Record extracts:
________________________
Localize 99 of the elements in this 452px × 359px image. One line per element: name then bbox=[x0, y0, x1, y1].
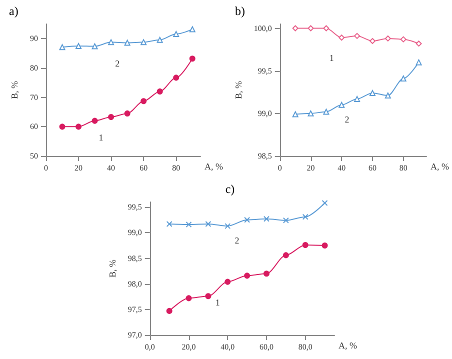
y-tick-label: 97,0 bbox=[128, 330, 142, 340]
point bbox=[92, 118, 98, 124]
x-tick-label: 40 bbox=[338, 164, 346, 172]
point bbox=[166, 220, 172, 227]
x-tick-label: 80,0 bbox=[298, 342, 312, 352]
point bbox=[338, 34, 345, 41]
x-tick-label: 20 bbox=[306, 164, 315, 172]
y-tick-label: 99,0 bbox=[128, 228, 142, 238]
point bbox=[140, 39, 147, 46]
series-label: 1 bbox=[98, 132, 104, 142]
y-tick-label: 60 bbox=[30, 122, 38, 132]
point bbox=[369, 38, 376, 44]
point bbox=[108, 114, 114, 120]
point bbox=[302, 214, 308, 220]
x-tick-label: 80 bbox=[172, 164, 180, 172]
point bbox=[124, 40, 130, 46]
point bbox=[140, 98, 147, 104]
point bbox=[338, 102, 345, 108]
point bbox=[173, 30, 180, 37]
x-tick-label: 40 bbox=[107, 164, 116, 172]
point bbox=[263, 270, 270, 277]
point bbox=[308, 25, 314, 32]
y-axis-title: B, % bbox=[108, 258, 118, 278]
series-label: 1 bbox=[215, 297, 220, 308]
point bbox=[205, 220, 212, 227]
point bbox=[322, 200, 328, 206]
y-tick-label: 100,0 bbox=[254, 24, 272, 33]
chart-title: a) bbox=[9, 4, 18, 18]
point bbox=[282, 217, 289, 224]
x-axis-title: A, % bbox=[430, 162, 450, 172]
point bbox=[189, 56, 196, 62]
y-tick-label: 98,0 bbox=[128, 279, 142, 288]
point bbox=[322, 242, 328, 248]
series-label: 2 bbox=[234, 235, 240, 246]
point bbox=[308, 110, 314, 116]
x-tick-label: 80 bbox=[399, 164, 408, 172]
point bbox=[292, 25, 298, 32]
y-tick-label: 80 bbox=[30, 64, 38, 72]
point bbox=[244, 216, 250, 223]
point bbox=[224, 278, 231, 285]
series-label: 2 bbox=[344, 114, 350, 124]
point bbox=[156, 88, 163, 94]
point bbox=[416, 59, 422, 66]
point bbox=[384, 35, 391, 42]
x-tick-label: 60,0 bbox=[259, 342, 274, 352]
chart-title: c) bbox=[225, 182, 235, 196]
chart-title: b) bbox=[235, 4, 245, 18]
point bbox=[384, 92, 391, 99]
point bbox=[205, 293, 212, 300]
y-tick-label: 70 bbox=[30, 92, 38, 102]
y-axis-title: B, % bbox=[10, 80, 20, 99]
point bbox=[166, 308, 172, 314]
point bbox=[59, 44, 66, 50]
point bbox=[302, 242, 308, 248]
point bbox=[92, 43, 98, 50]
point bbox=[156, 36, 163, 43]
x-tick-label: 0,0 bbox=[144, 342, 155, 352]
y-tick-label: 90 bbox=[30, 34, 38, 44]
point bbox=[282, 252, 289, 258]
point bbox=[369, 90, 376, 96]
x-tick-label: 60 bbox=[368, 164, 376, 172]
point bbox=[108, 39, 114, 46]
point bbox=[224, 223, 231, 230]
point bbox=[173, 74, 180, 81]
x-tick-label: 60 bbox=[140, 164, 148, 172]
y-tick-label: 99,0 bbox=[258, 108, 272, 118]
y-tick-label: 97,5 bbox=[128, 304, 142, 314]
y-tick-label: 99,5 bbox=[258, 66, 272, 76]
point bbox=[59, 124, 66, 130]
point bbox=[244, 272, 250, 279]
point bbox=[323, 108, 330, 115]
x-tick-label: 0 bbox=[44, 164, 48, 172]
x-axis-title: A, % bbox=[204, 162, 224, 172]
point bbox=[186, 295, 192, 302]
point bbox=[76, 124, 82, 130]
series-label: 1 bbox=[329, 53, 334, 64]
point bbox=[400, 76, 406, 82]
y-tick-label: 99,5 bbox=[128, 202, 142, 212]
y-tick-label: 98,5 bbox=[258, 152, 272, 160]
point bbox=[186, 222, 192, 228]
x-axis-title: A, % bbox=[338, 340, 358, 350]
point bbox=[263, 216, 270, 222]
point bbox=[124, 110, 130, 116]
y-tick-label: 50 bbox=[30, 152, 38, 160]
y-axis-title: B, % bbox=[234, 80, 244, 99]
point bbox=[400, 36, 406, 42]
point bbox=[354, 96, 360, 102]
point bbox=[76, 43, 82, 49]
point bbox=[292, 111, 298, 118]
________________________
Stated exercise: Retype the rows from the line with "y-tick-label: 97,0 bbox=[128, 330, 142, 340]" up to and including the line with "y-tick-label: 60 bbox=[30, 122, 38, 132]", each line exactly as it appears there.

Exercise result:
y-tick-label: 97,0 bbox=[128, 330, 142, 340]
point bbox=[92, 118, 98, 124]
x-tick-label: 40 bbox=[338, 164, 346, 172]
point bbox=[166, 220, 172, 227]
x-tick-label: 80,0 bbox=[298, 342, 312, 352]
point bbox=[338, 34, 345, 41]
x-tick-label: 20 bbox=[306, 164, 315, 172]
y-tick-label: 99,0 bbox=[128, 228, 142, 238]
point bbox=[140, 39, 147, 46]
series-label: 1 bbox=[98, 132, 104, 142]
y-tick-label: 60 bbox=[30, 122, 38, 132]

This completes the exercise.